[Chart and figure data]
————

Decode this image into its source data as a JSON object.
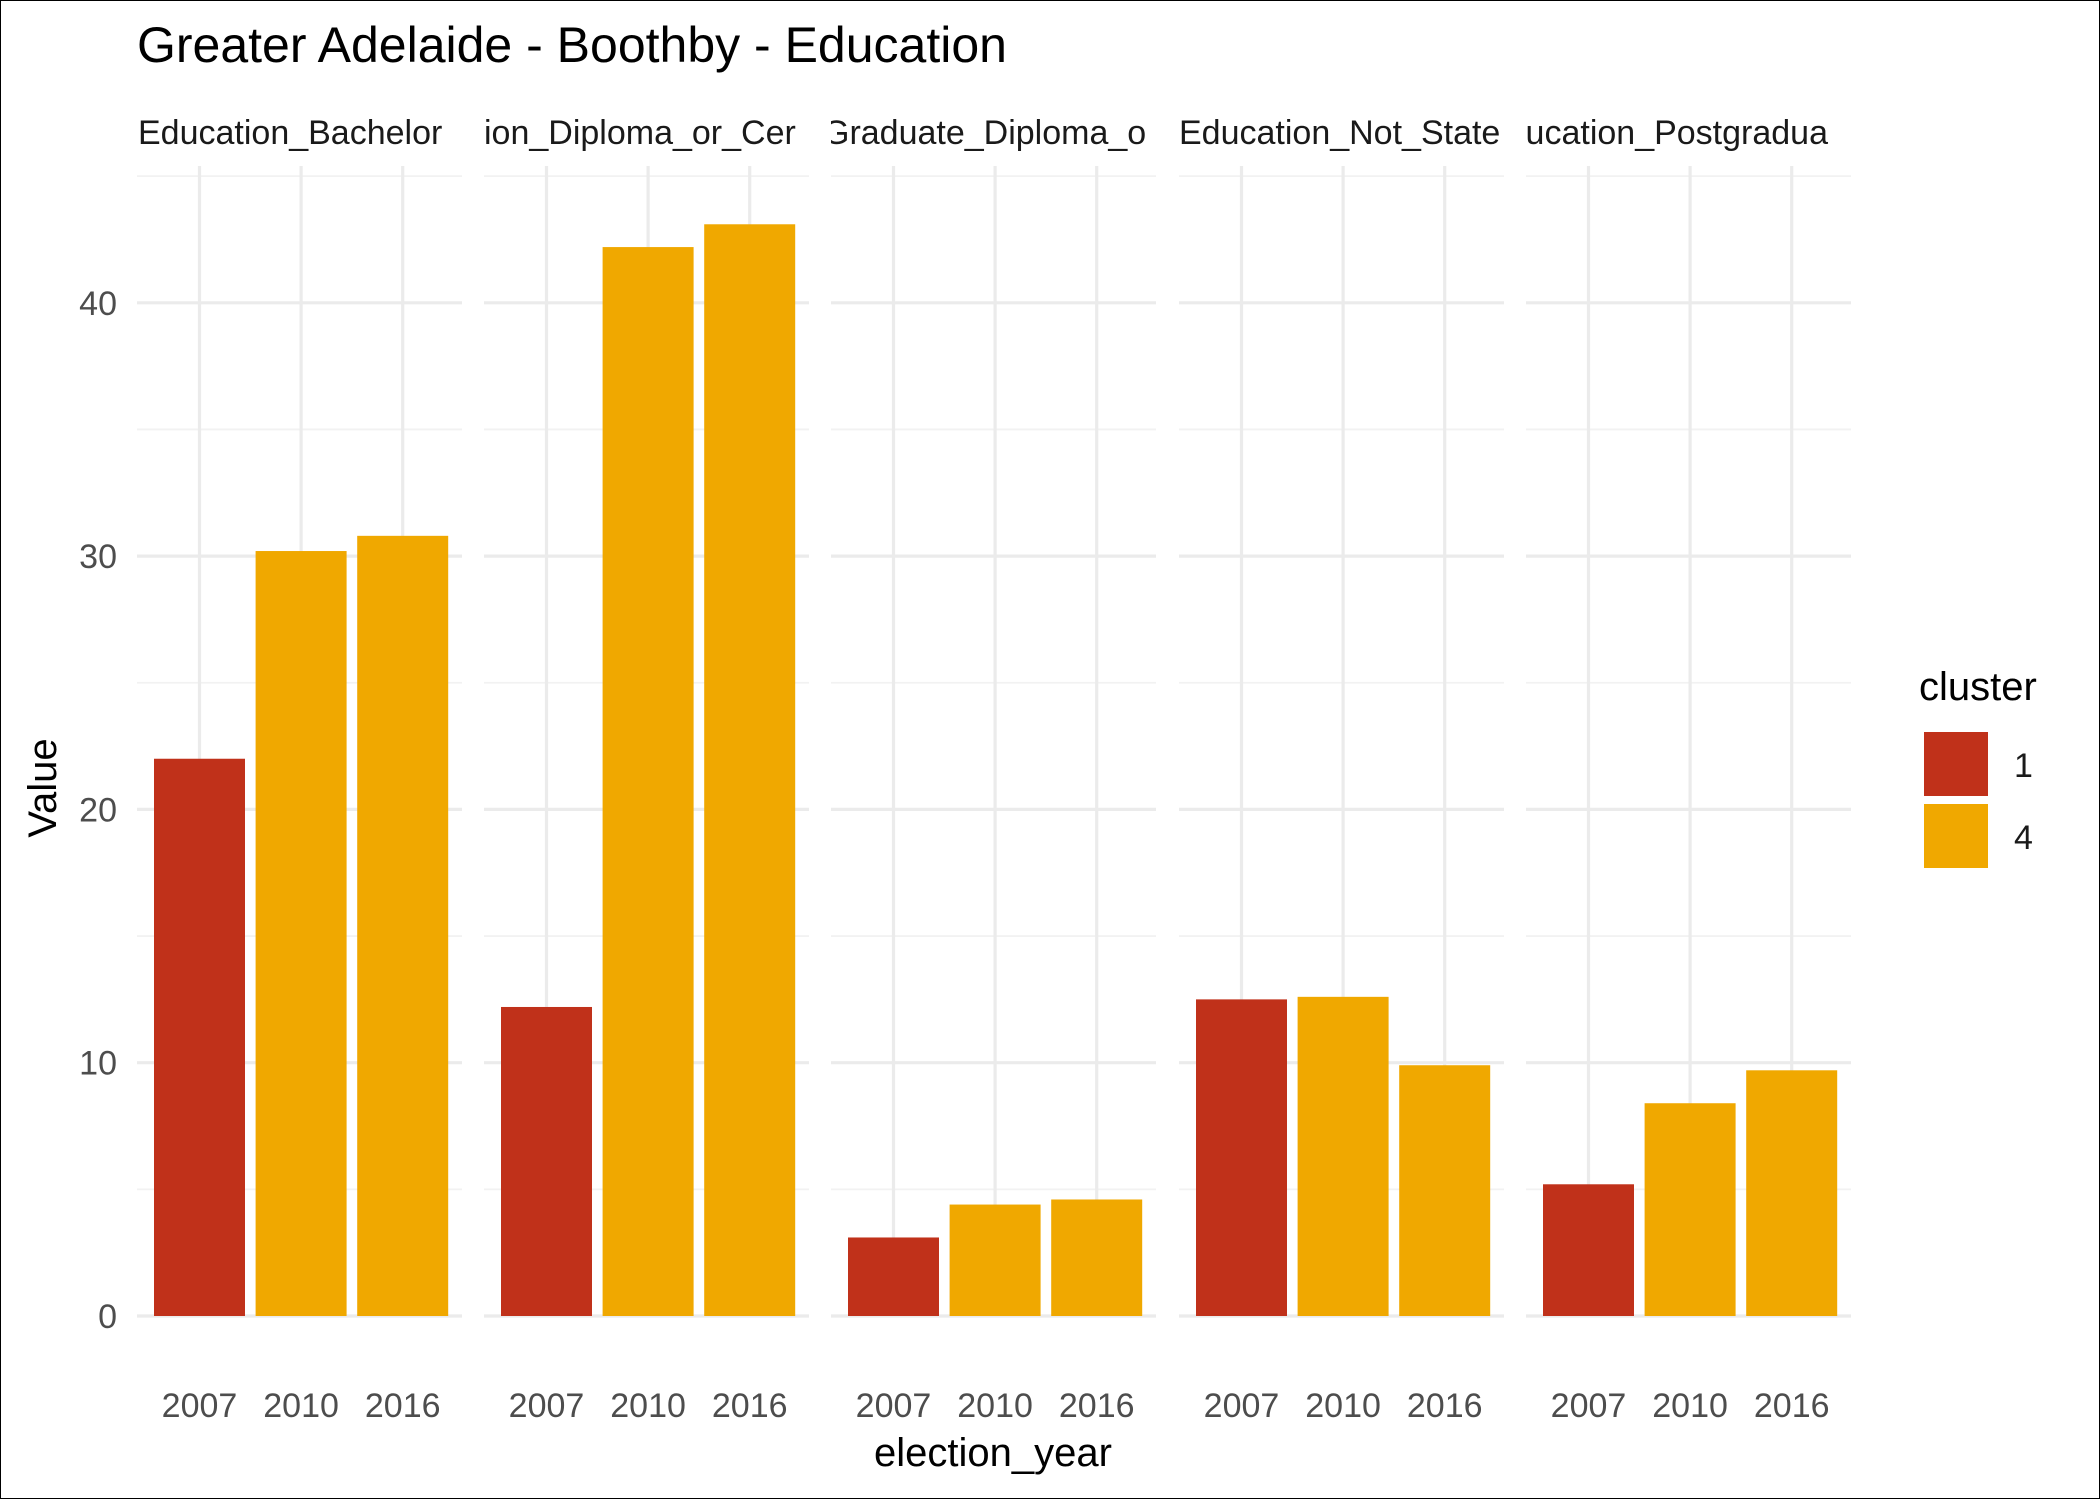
{
  "chart_data": {
    "type": "bar",
    "title": "Greater Adelaide - Boothby - Education",
    "xlabel": "election_year",
    "ylabel": "Value",
    "ylim": [
      0,
      45
    ],
    "y_ticks": [
      "0",
      "10",
      "20",
      "30",
      "40"
    ],
    "categories": [
      "2007",
      "2010",
      "2016"
    ],
    "grid": true,
    "legend": {
      "title": "cluster",
      "position": "right",
      "entries": [
        {
          "label": "1",
          "color": "#C0311A"
        },
        {
          "label": "4",
          "color": "#F0A800"
        }
      ]
    },
    "facets": [
      {
        "label": "Education_Bachelor",
        "values": [
          22.0,
          30.2,
          30.8
        ],
        "clusters": [
          "1",
          "4",
          "4"
        ]
      },
      {
        "label": "ion_Diploma_or_Cer",
        "values": [
          12.2,
          42.2,
          43.1
        ],
        "clusters": [
          "1",
          "4",
          "4"
        ]
      },
      {
        "label": "Graduate_Diploma_o",
        "values": [
          3.1,
          4.4,
          4.6
        ],
        "clusters": [
          "1",
          "4",
          "4"
        ]
      },
      {
        "label": "Education_Not_State",
        "values": [
          12.5,
          12.6,
          9.9
        ],
        "clusters": [
          "1",
          "4",
          "4"
        ]
      },
      {
        "label": "lucation_Postgradua",
        "values": [
          5.2,
          8.4,
          9.7
        ],
        "clusters": [
          "1",
          "4",
          "4"
        ]
      }
    ]
  }
}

————

# Given request
Pictures are to be left out; all else in the entries above is to be quoted exactly.

# Solution to this task
Decode this image into its source data as a JSON object.
{
  "chart_data": {
    "type": "bar",
    "title": "Greater Adelaide - Boothby - Education",
    "xlabel": "election_year",
    "ylabel": "Value",
    "ylim": [
      0,
      45
    ],
    "y_ticks": [
      "0",
      "10",
      "20",
      "30",
      "40"
    ],
    "categories": [
      "2007",
      "2010",
      "2016"
    ],
    "grid": true,
    "legend": {
      "title": "cluster",
      "position": "right",
      "entries": [
        {
          "label": "1",
          "color": "#C0311A"
        },
        {
          "label": "4",
          "color": "#F0A800"
        }
      ]
    },
    "facets": [
      {
        "label": "Education_Bachelor",
        "values": [
          22.0,
          30.2,
          30.8
        ],
        "clusters": [
          "1",
          "4",
          "4"
        ]
      },
      {
        "label": "ion_Diploma_or_Cer",
        "values": [
          12.2,
          42.2,
          43.1
        ],
        "clusters": [
          "1",
          "4",
          "4"
        ]
      },
      {
        "label": "Graduate_Diploma_o",
        "values": [
          3.1,
          4.4,
          4.6
        ],
        "clusters": [
          "1",
          "4",
          "4"
        ]
      },
      {
        "label": "Education_Not_State",
        "values": [
          12.5,
          12.6,
          9.9
        ],
        "clusters": [
          "1",
          "4",
          "4"
        ]
      },
      {
        "label": "lucation_Postgradua",
        "values": [
          5.2,
          8.4,
          9.7
        ],
        "clusters": [
          "1",
          "4",
          "4"
        ]
      }
    ]
  }
}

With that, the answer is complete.